%%

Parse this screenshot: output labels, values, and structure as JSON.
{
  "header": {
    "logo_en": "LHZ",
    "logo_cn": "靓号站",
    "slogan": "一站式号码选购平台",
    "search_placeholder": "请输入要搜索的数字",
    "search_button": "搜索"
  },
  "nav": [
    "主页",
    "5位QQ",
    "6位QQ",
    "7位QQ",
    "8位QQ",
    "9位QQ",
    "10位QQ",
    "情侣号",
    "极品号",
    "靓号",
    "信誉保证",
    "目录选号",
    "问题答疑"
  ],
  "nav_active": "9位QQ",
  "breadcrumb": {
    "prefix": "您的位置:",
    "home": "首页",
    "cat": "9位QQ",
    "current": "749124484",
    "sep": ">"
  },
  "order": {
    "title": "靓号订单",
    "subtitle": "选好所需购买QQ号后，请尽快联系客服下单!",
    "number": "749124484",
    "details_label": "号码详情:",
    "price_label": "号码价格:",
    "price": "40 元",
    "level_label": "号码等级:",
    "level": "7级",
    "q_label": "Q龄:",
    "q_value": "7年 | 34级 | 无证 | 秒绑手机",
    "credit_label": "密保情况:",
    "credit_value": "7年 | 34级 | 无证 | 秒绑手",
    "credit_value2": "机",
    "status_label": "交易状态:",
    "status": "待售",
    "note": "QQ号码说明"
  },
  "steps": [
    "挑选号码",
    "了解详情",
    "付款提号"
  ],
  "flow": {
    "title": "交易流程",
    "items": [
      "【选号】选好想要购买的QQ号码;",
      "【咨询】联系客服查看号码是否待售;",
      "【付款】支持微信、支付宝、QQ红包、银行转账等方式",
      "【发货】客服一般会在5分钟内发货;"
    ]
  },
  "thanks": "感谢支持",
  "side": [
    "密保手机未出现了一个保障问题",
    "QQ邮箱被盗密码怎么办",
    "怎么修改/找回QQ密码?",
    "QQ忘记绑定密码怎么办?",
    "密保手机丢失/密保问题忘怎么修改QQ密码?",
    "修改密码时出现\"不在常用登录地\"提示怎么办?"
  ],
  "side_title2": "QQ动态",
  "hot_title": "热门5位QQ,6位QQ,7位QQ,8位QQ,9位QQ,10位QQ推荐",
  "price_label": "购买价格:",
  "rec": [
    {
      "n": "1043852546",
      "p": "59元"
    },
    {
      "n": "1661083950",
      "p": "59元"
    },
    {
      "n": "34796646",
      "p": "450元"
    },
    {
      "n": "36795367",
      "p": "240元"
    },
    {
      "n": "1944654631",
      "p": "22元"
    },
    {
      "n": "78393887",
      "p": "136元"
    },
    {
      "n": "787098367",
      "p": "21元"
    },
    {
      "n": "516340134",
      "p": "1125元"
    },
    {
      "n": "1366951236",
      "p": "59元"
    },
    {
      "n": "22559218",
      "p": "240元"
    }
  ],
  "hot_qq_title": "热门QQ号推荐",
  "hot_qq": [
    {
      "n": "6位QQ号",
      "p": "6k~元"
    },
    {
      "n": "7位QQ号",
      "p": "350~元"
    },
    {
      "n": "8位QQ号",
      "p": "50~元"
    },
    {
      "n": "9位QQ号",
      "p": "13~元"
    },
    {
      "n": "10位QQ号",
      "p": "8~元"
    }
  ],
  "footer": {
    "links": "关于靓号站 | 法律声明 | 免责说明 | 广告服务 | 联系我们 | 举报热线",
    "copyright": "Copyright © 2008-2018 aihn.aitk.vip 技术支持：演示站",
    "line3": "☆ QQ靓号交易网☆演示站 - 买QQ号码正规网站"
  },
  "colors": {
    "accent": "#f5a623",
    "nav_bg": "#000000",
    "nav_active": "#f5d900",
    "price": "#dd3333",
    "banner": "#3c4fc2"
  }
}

%%

(WHAT THIS TASK INVOLVES): Reproduce the whole listing word for word.

(EXERCISE RESULT):
Parse this screenshot: output labels, values, and structure as JSON.
{
  "header": {
    "logo_en": "LHZ",
    "logo_cn": "靓号站",
    "slogan": "一站式号码选购平台",
    "search_placeholder": "请输入要搜索的数字",
    "search_button": "搜索"
  },
  "nav": [
    "主页",
    "5位QQ",
    "6位QQ",
    "7位QQ",
    "8位QQ",
    "9位QQ",
    "10位QQ",
    "情侣号",
    "极品号",
    "靓号",
    "信誉保证",
    "目录选号",
    "问题答疑"
  ],
  "nav_active": "9位QQ",
  "breadcrumb": {
    "prefix": "您的位置:",
    "home": "首页",
    "cat": "9位QQ",
    "current": "749124484",
    "sep": ">"
  },
  "order": {
    "title": "靓号订单",
    "subtitle": "选好所需购买QQ号后，请尽快联系客服下单!",
    "number": "749124484",
    "details_label": "号码详情:",
    "price_label": "号码价格:",
    "price": "40 元",
    "level_label": "号码等级:",
    "level": "7级",
    "q_label": "Q龄:",
    "q_value": "7年 | 34级 | 无证 | 秒绑手机",
    "credit_label": "密保情况:",
    "credit_value": "7年 | 34级 | 无证 | 秒绑手",
    "credit_value2": "机",
    "status_label": "交易状态:",
    "status": "待售",
    "note": "QQ号码说明"
  },
  "steps": [
    "挑选号码",
    "了解详情",
    "付款提号"
  ],
  "flow": {
    "title": "交易流程",
    "items": [
      "【选号】选好想要购买的QQ号码;",
      "【咨询】联系客服查看号码是否待售;",
      "【付款】支持微信、支付宝、QQ红包、银行转账等方式",
      "【发货】客服一般会在5分钟内发货;"
    ]
  },
  "thanks": "感谢支持",
  "side": [
    "密保手机未出现了一个保障问题",
    "QQ邮箱被盗密码怎么办",
    "怎么修改/找回QQ密码?",
    "QQ忘记绑定密码怎么办?",
    "密保手机丢失/密保问题忘怎么修改QQ密码?",
    "修改密码时出现\"不在常用登录地\"提示怎么办?"
  ],
  "side_title2": "QQ动态",
  "hot_title": "热门5位QQ,6位QQ,7位QQ,8位QQ,9位QQ,10位QQ推荐",
  "price_label": "购买价格:",
  "rec": [
    {
      "n": "1043852546",
      "p": "59元"
    },
    {
      "n": "1661083950",
      "p": "59元"
    },
    {
      "n": "34796646",
      "p": "450元"
    },
    {
      "n": "36795367",
      "p": "240元"
    },
    {
      "n": "1944654631",
      "p": "22元"
    },
    {
      "n": "78393887",
      "p": "136元"
    },
    {
      "n": "787098367",
      "p": "21元"
    },
    {
      "n": "516340134",
      "p": "1125元"
    },
    {
      "n": "1366951236",
      "p": "59元"
    },
    {
      "n": "22559218",
      "p": "240元"
    }
  ],
  "hot_qq_title": "热门QQ号推荐",
  "hot_qq": [
    {
      "n": "6位QQ号",
      "p": "6k~元"
    },
    {
      "n": "7位QQ号",
      "p": "350~元"
    },
    {
      "n": "8位QQ号",
      "p": "50~元"
    },
    {
      "n": "9位QQ号",
      "p": "13~元"
    },
    {
      "n": "10位QQ号",
      "p": "8~元"
    }
  ],
  "footer": {
    "links": "关于靓号站 | 法律声明 | 免责说明 | 广告服务 | 联系我们 | 举报热线",
    "copyright": "Copyright © 2008-2018 aihn.aitk.vip 技术支持：演示站",
    "line3": "☆ QQ靓号交易网☆演示站 - 买QQ号码正规网站"
  },
  "colors": {
    "accent": "#f5a623",
    "nav_bg": "#000000",
    "nav_active": "#f5d900",
    "price": "#dd3333",
    "banner": "#3c4fc2"
  }
}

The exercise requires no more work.